Dataset items:
▬▬▬▬▬▬

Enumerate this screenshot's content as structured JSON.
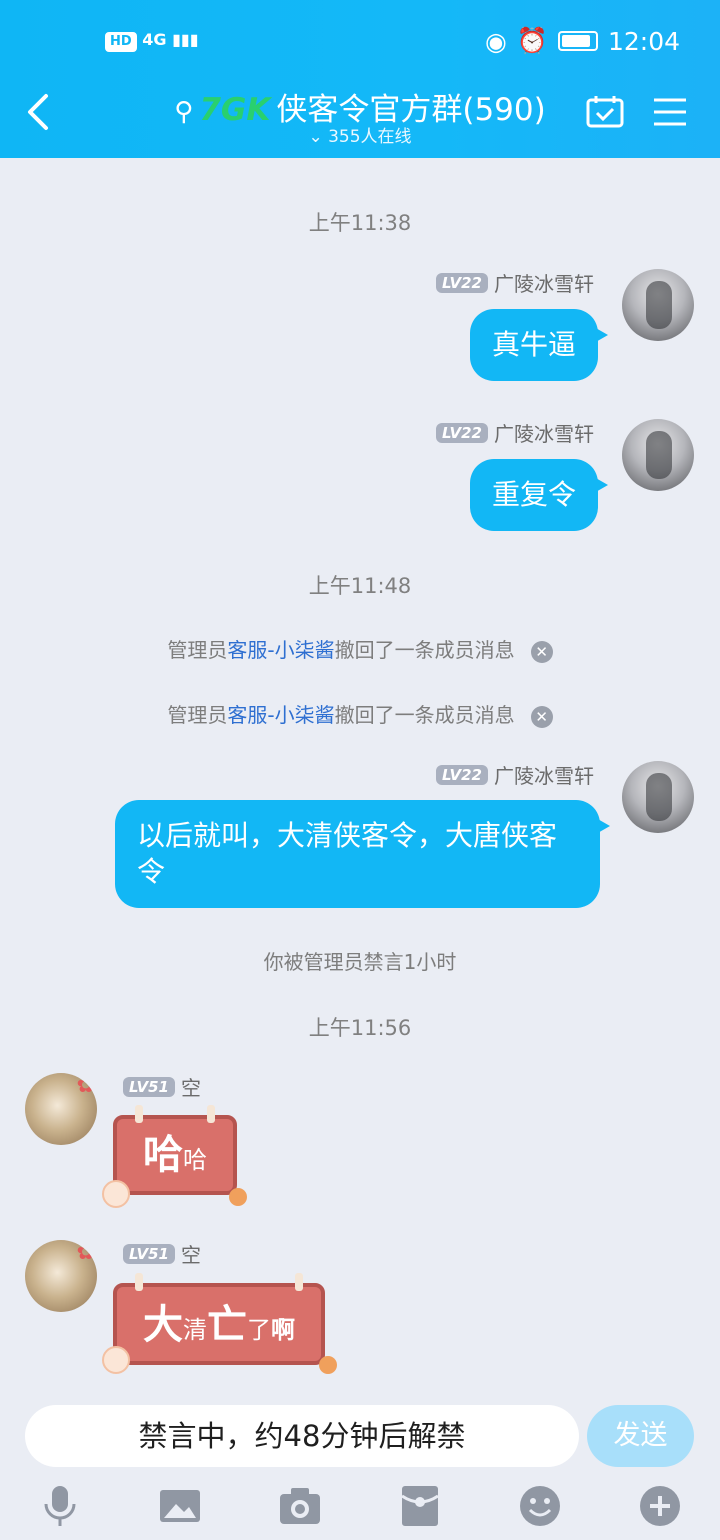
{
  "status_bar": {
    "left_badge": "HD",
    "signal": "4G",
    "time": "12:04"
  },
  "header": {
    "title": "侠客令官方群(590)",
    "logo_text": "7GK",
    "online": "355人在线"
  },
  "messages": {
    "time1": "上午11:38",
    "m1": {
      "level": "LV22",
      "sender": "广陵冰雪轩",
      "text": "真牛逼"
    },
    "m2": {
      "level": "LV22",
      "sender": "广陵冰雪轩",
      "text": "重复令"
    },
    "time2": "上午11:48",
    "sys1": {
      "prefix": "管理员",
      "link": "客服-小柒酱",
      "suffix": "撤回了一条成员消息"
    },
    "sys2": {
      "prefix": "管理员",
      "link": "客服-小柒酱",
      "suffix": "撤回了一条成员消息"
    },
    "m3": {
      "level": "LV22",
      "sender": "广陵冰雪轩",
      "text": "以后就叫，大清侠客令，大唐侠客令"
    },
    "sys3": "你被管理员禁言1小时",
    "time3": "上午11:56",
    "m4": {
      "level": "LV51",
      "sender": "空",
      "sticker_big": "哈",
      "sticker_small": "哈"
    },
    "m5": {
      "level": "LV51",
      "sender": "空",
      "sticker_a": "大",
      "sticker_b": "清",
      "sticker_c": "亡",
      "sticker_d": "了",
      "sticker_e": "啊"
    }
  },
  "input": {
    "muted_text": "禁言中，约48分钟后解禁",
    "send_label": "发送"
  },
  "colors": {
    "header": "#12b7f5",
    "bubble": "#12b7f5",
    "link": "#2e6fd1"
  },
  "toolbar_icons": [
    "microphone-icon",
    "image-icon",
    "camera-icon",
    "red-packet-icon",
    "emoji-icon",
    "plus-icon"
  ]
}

▬▬▬▬▬▬

Above are the records; reproduce them exactly and leave out the pictures.

# RESULT OF THE TASK:
Enumerate this screenshot's content as structured JSON.
{
  "status_bar": {
    "left_badge": "HD",
    "signal": "4G",
    "time": "12:04"
  },
  "header": {
    "title": "侠客令官方群(590)",
    "logo_text": "7GK",
    "online": "355人在线"
  },
  "messages": {
    "time1": "上午11:38",
    "m1": {
      "level": "LV22",
      "sender": "广陵冰雪轩",
      "text": "真牛逼"
    },
    "m2": {
      "level": "LV22",
      "sender": "广陵冰雪轩",
      "text": "重复令"
    },
    "time2": "上午11:48",
    "sys1": {
      "prefix": "管理员",
      "link": "客服-小柒酱",
      "suffix": "撤回了一条成员消息"
    },
    "sys2": {
      "prefix": "管理员",
      "link": "客服-小柒酱",
      "suffix": "撤回了一条成员消息"
    },
    "m3": {
      "level": "LV22",
      "sender": "广陵冰雪轩",
      "text": "以后就叫，大清侠客令，大唐侠客令"
    },
    "sys3": "你被管理员禁言1小时",
    "time3": "上午11:56",
    "m4": {
      "level": "LV51",
      "sender": "空",
      "sticker_big": "哈",
      "sticker_small": "哈"
    },
    "m5": {
      "level": "LV51",
      "sender": "空",
      "sticker_a": "大",
      "sticker_b": "清",
      "sticker_c": "亡",
      "sticker_d": "了",
      "sticker_e": "啊"
    }
  },
  "input": {
    "muted_text": "禁言中，约48分钟后解禁",
    "send_label": "发送"
  },
  "colors": {
    "header": "#12b7f5",
    "bubble": "#12b7f5",
    "link": "#2e6fd1"
  },
  "toolbar_icons": [
    "microphone-icon",
    "image-icon",
    "camera-icon",
    "red-packet-icon",
    "emoji-icon",
    "plus-icon"
  ]
}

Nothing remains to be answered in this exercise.